--- start WORKING DATA ---
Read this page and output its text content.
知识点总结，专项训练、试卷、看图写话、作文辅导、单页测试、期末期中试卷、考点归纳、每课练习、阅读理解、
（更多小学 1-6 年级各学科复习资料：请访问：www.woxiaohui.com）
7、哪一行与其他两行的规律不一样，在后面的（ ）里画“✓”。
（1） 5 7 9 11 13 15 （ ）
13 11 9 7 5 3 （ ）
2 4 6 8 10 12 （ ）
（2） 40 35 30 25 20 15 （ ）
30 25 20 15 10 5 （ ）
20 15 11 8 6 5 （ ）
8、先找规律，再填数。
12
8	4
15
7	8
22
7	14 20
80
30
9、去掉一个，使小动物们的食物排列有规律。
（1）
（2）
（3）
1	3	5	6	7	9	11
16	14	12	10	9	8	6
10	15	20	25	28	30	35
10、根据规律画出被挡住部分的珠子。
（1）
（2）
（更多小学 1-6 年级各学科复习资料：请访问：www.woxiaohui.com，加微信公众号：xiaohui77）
--- end WORKING DATA ---
Collect from the data above every line that includes "更多小学".

> _EXPECTED OUTPUT_:
（更多小学 1-6 年级各学科复习资料：请访问：www.woxiaohui.com）
（更多小学 1-6 年级各学科复习资料：请访问：www.woxiaohui.com，加微信公众号：xiaohui77）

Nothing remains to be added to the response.